What the task asks: Filter the records for lines holding the string "color".

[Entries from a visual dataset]
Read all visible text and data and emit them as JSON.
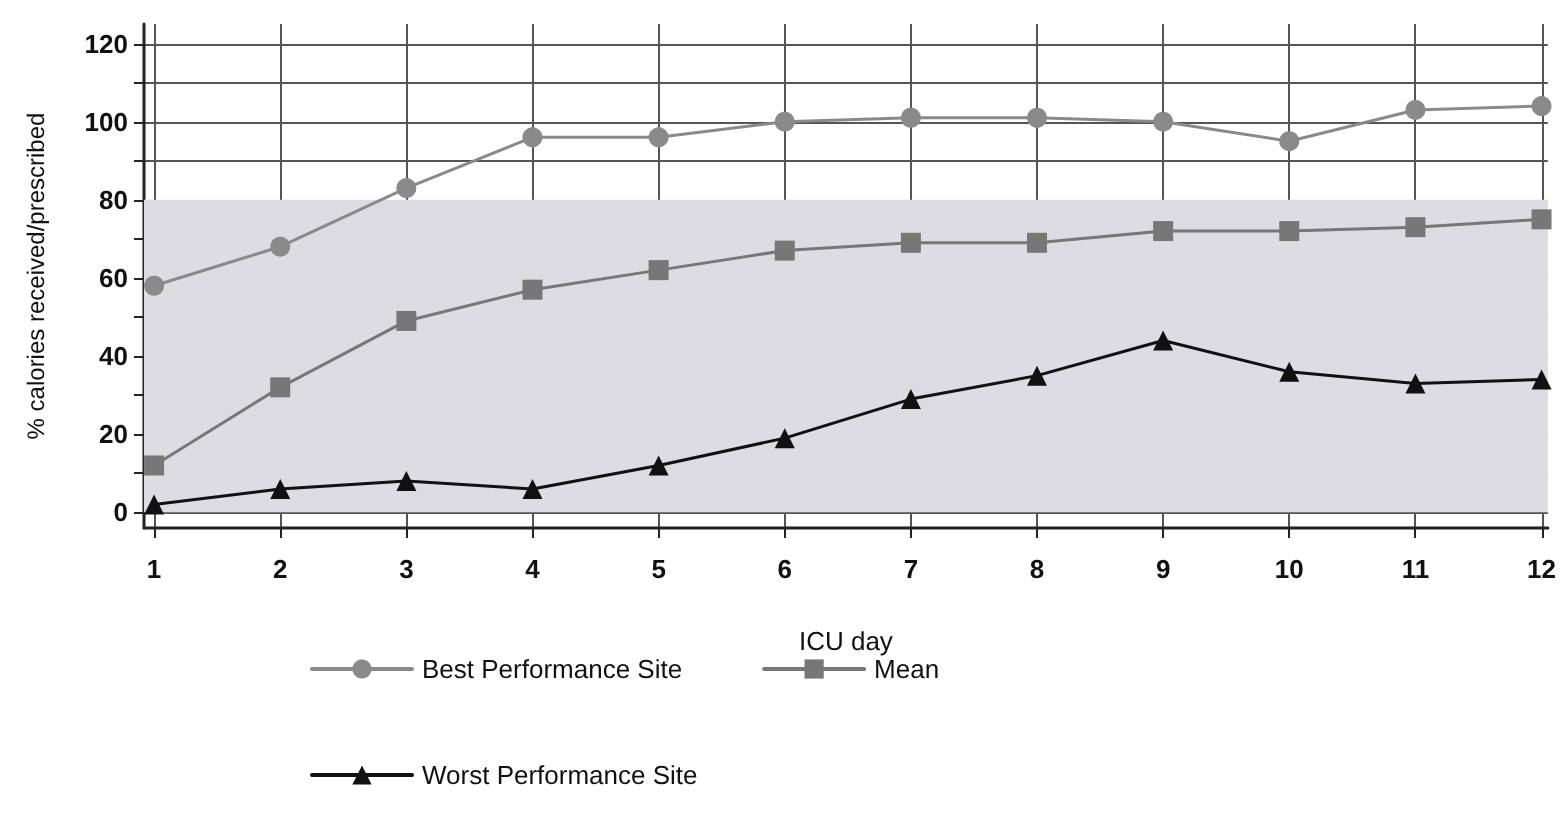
{
  "chart_data": {
    "type": "line",
    "xlabel": "ICU day",
    "ylabel": "% calories received/prescribed",
    "x": [
      1,
      2,
      3,
      4,
      5,
      6,
      7,
      8,
      9,
      10,
      11,
      12
    ],
    "xlim": [
      0.92,
      12.05
    ],
    "xticks": [
      1,
      2,
      3,
      4,
      5,
      6,
      7,
      8,
      9,
      10,
      11,
      12
    ],
    "ylim": [
      -4,
      125
    ],
    "yticks": [
      0,
      {
        "value": 10,
        "label": null
      },
      20,
      {
        "value": 30,
        "label": null
      },
      40,
      {
        "value": 50,
        "label": null
      },
      60,
      {
        "value": 70,
        "label": null
      },
      80,
      {
        "value": 90,
        "label": null
      },
      100,
      {
        "value": 110,
        "label": null
      },
      120
    ],
    "grid": true,
    "legend": "bottom",
    "line_style": "solid",
    "bands": [
      {
        "axis": "y",
        "from": 0,
        "to": 80,
        "color": "#dcdce2"
      }
    ],
    "series": [
      {
        "name": "Best Performance Site",
        "color": "#8a8a8a",
        "marker": "circle",
        "values": [
          58,
          68,
          83,
          96,
          96,
          100,
          101,
          101,
          100,
          95,
          103,
          104
        ]
      },
      {
        "name": "Mean",
        "color": "#777777",
        "marker": "square",
        "values": [
          12,
          32,
          49,
          57,
          62,
          67,
          69,
          69,
          72,
          72,
          73,
          75
        ]
      },
      {
        "name": "Worst Performance Site",
        "color": "#111111",
        "marker": "triangle",
        "values": [
          2,
          6,
          8,
          6,
          12,
          19,
          29,
          35,
          44,
          36,
          33,
          34
        ]
      }
    ]
  }
}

Task output:
        "color": "#dcdce2"
        "color": "#8a8a8a",
        "color": "#777777",
        "color": "#111111",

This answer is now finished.